Copy each of the lines below word for word, with nothing changed.

Input records
>>>
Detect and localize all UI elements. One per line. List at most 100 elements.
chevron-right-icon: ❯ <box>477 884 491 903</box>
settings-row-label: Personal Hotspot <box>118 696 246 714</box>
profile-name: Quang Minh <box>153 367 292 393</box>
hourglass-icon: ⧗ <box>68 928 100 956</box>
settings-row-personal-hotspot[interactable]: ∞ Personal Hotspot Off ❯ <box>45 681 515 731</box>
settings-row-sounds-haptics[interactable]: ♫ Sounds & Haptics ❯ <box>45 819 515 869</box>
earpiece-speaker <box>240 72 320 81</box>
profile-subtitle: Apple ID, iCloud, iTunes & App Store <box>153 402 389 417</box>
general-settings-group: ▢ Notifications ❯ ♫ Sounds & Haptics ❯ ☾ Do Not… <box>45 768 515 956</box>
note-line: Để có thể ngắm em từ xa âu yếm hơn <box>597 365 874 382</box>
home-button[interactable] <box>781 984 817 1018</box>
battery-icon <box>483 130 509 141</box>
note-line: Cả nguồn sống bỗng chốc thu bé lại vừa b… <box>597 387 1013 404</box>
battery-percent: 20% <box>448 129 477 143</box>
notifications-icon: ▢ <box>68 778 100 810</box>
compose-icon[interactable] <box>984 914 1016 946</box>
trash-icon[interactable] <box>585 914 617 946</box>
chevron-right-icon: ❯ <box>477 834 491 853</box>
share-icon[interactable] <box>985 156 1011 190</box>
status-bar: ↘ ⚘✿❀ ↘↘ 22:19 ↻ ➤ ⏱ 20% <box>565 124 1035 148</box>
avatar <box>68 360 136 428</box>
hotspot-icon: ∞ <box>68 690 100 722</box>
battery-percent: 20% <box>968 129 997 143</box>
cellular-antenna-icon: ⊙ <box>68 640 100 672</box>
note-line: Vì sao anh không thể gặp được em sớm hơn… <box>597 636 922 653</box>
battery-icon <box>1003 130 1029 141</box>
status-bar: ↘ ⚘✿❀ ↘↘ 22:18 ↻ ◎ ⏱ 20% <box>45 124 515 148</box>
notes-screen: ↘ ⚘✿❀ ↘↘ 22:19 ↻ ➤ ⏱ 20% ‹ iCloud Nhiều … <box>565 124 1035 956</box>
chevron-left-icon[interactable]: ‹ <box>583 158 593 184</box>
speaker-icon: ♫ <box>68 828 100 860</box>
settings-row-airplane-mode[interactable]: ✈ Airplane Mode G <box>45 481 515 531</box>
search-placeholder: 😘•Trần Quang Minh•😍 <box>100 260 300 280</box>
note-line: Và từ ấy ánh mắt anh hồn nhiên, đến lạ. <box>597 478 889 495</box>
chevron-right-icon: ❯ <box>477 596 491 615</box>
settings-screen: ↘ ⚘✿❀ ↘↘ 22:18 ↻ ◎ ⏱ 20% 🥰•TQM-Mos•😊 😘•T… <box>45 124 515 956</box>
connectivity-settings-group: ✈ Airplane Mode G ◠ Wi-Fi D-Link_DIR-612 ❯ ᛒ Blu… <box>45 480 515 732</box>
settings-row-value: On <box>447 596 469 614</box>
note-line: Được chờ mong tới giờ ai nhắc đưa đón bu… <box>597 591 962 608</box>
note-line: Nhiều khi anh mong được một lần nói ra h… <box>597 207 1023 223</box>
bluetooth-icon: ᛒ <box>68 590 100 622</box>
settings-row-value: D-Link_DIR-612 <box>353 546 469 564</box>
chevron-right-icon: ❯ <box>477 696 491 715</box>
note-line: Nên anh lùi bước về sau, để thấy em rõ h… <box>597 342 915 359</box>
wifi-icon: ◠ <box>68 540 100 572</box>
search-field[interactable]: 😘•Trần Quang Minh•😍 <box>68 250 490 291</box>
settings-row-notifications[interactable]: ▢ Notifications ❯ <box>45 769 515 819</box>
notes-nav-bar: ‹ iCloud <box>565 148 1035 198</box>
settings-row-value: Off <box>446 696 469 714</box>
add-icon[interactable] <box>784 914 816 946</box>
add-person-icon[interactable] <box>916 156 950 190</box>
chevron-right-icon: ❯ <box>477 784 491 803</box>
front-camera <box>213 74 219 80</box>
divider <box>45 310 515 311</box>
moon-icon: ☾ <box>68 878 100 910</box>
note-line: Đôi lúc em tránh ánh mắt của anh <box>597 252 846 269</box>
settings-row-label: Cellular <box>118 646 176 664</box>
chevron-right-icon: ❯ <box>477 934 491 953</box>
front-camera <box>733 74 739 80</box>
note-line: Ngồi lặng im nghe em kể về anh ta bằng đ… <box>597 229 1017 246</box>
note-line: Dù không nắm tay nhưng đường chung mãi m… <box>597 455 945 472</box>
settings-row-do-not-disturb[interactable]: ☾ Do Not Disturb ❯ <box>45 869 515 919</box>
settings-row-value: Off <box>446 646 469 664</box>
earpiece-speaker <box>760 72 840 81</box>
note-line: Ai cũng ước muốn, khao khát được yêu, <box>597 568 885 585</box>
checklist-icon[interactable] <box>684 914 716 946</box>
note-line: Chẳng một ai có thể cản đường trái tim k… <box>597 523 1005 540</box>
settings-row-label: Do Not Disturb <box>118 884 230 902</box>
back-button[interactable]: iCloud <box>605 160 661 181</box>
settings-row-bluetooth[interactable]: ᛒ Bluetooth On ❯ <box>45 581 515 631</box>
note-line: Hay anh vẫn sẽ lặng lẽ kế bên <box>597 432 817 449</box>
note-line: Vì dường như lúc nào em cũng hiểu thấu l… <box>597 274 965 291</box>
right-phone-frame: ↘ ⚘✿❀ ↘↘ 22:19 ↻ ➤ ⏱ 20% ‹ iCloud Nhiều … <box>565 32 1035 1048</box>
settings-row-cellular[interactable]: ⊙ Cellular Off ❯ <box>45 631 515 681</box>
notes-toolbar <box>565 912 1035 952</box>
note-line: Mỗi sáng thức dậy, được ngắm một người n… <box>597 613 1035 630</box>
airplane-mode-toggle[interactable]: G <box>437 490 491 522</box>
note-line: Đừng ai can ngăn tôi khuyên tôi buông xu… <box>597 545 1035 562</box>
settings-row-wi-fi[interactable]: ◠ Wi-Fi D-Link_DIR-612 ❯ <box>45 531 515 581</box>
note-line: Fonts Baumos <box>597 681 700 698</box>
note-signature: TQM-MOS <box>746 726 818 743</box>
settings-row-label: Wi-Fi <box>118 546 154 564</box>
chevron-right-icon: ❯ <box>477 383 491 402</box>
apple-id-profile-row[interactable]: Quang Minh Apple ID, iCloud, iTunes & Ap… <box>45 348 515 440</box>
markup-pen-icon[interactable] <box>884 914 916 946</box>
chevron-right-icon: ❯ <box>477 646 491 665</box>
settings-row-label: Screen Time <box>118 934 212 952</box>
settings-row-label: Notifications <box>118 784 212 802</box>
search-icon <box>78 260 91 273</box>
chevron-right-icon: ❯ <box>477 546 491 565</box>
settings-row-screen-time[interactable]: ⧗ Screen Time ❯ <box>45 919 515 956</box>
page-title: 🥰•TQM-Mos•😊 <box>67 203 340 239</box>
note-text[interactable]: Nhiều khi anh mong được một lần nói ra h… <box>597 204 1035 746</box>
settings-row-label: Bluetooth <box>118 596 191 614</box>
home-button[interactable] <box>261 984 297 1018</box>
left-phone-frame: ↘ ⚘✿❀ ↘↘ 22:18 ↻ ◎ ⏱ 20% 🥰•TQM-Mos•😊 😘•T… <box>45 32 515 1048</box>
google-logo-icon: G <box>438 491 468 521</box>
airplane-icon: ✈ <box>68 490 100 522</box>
<<<
Expected output
Detect and localize all UI elements. One per line. List at most 100 elements.
chevron-right-icon: ❯ <box>477 884 491 903</box>
settings-row-label: Personal Hotspot <box>118 696 246 714</box>
profile-name: Quang Minh <box>153 367 292 393</box>
hourglass-icon: ⧗ <box>68 928 100 956</box>
settings-row-personal-hotspot[interactable]: ∞ Personal Hotspot Off ❯ <box>45 681 515 731</box>
settings-row-sounds-haptics[interactable]: ♫ Sounds & Haptics ❯ <box>45 819 515 869</box>
earpiece-speaker <box>240 72 320 81</box>
profile-subtitle: Apple ID, iCloud, iTunes & App Store <box>153 402 389 417</box>
general-settings-group: ▢ Notifications ❯ ♫ Sounds & Haptics ❯ ☾ Do Not… <box>45 768 515 956</box>
note-line: Để có thể ngắm em từ xa âu yếm hơn <box>597 365 874 382</box>
home-button[interactable] <box>781 984 817 1018</box>
battery-icon <box>483 130 509 141</box>
note-line: Cả nguồn sống bỗng chốc thu bé lại vừa b… <box>597 387 1013 404</box>
battery-percent: 20% <box>448 129 477 143</box>
notifications-icon: ▢ <box>68 778 100 810</box>
compose-icon[interactable] <box>984 914 1016 946</box>
trash-icon[interactable] <box>585 914 617 946</box>
chevron-right-icon: ❯ <box>477 834 491 853</box>
share-icon[interactable] <box>985 156 1011 190</box>
status-bar: ↘ ⚘✿❀ ↘↘ 22:19 ↻ ➤ ⏱ 20% <box>565 124 1035 148</box>
avatar <box>68 360 136 428</box>
hotspot-icon: ∞ <box>68 690 100 722</box>
battery-percent: 20% <box>968 129 997 143</box>
cellular-antenna-icon: ⊙ <box>68 640 100 672</box>
note-line: Vì sao anh không thể gặp được em sớm hơn… <box>597 636 922 653</box>
battery-icon <box>1003 130 1029 141</box>
status-bar: ↘ ⚘✿❀ ↘↘ 22:18 ↻ ◎ ⏱ 20% <box>45 124 515 148</box>
notes-screen: ↘ ⚘✿❀ ↘↘ 22:19 ↻ ➤ ⏱ 20% ‹ iCloud Nhiều … <box>565 124 1035 956</box>
chevron-left-icon[interactable]: ‹ <box>583 158 593 184</box>
speaker-icon: ♫ <box>68 828 100 860</box>
settings-row-airplane-mode[interactable]: ✈ Airplane Mode G <box>45 481 515 531</box>
search-placeholder: 😘•Trần Quang Minh•😍 <box>100 260 300 280</box>
note-line: Và từ ấy ánh mắt anh hồn nhiên, đến lạ. <box>597 478 889 495</box>
chevron-right-icon: ❯ <box>477 596 491 615</box>
settings-screen: ↘ ⚘✿❀ ↘↘ 22:18 ↻ ◎ ⏱ 20% 🥰•TQM-Mos•😊 😘•T… <box>45 124 515 956</box>
connectivity-settings-group: ✈ Airplane Mode G ◠ Wi-Fi D-Link_DIR-612 ❯ ᛒ Blu… <box>45 480 515 732</box>
settings-row-value: On <box>447 596 469 614</box>
note-line: Được chờ mong tới giờ ai nhắc đưa đón bu… <box>597 591 962 608</box>
note-line: Nhiều khi anh mong được một lần nói ra h… <box>597 207 1023 223</box>
bluetooth-icon: ᛒ <box>68 590 100 622</box>
settings-row-value: D-Link_DIR-612 <box>353 546 469 564</box>
chevron-right-icon: ❯ <box>477 696 491 715</box>
note-line: Nên anh lùi bước về sau, để thấy em rõ h… <box>597 342 915 359</box>
wifi-icon: ◠ <box>68 540 100 572</box>
search-field[interactable]: 😘•Trần Quang Minh•😍 <box>68 250 490 291</box>
settings-row-notifications[interactable]: ▢ Notifications ❯ <box>45 769 515 819</box>
notes-nav-bar: ‹ iCloud <box>565 148 1035 198</box>
settings-row-value: Off <box>446 696 469 714</box>
add-icon[interactable] <box>784 914 816 946</box>
add-person-icon[interactable] <box>916 156 950 190</box>
chevron-right-icon: ❯ <box>477 784 491 803</box>
front-camera <box>213 74 219 80</box>
divider <box>45 310 515 311</box>
moon-icon: ☾ <box>68 878 100 910</box>
note-line: Đôi lúc em tránh ánh mắt của anh <box>597 252 846 269</box>
settings-row-label: Cellular <box>118 646 176 664</box>
chevron-right-icon: ❯ <box>477 934 491 953</box>
front-camera <box>733 74 739 80</box>
note-line: Ngồi lặng im nghe em kể về anh ta bằng đ… <box>597 229 1017 246</box>
note-line: Dù không nắm tay nhưng đường chung mãi m… <box>597 455 945 472</box>
settings-row-do-not-disturb[interactable]: ☾ Do Not Disturb ❯ <box>45 869 515 919</box>
settings-row-value: Off <box>446 646 469 664</box>
earpiece-speaker <box>760 72 840 81</box>
note-line: Ai cũng ước muốn, khao khát được yêu, <box>597 568 885 585</box>
checklist-icon[interactable] <box>684 914 716 946</box>
note-line: Chẳng một ai có thể cản đường trái tim k… <box>597 523 1005 540</box>
settings-row-label: Do Not Disturb <box>118 884 230 902</box>
back-button[interactable]: iCloud <box>605 160 661 181</box>
settings-row-bluetooth[interactable]: ᛒ Bluetooth On ❯ <box>45 581 515 631</box>
note-line: Hay anh vẫn sẽ lặng lẽ kế bên <box>597 432 817 449</box>
note-line: Vì dường như lúc nào em cũng hiểu thấu l… <box>597 274 965 291</box>
right-phone-frame: ↘ ⚘✿❀ ↘↘ 22:19 ↻ ➤ ⏱ 20% ‹ iCloud Nhiều … <box>565 32 1035 1048</box>
settings-row-cellular[interactable]: ⊙ Cellular Off ❯ <box>45 631 515 681</box>
notes-toolbar <box>565 912 1035 952</box>
note-line: Mỗi sáng thức dậy, được ngắm một người n… <box>597 613 1035 630</box>
airplane-mode-toggle[interactable]: G <box>437 490 491 522</box>
note-line: Đừng ai can ngăn tôi khuyên tôi buông xu… <box>597 545 1035 562</box>
settings-row-wi-fi[interactable]: ◠ Wi-Fi D-Link_DIR-612 ❯ <box>45 531 515 581</box>
note-line: Fonts Baumos <box>597 681 700 698</box>
note-signature: TQM-MOS <box>746 726 818 743</box>
settings-row-label: Wi-Fi <box>118 546 154 564</box>
chevron-right-icon: ❯ <box>477 383 491 402</box>
apple-id-profile-row[interactable]: Quang Minh Apple ID, iCloud, iTunes & Ap… <box>45 348 515 440</box>
markup-pen-icon[interactable] <box>884 914 916 946</box>
chevron-right-icon: ❯ <box>477 646 491 665</box>
settings-row-label: Screen Time <box>118 934 212 952</box>
settings-row-label: Notifications <box>118 784 212 802</box>
search-icon <box>78 260 91 273</box>
chevron-right-icon: ❯ <box>477 546 491 565</box>
settings-row-screen-time[interactable]: ⧗ Screen Time ❯ <box>45 919 515 956</box>
page-title: 🥰•TQM-Mos•😊 <box>67 203 340 239</box>
note-text[interactable]: Nhiều khi anh mong được một lần nói ra h… <box>597 204 1035 746</box>
settings-row-label: Bluetooth <box>118 596 191 614</box>
home-button[interactable] <box>261 984 297 1018</box>
left-phone-frame: ↘ ⚘✿❀ ↘↘ 22:18 ↻ ◎ ⏱ 20% 🥰•TQM-Mos•😊 😘•T… <box>45 32 515 1048</box>
google-logo-icon: G <box>438 491 468 521</box>
airplane-icon: ✈ <box>68 490 100 522</box>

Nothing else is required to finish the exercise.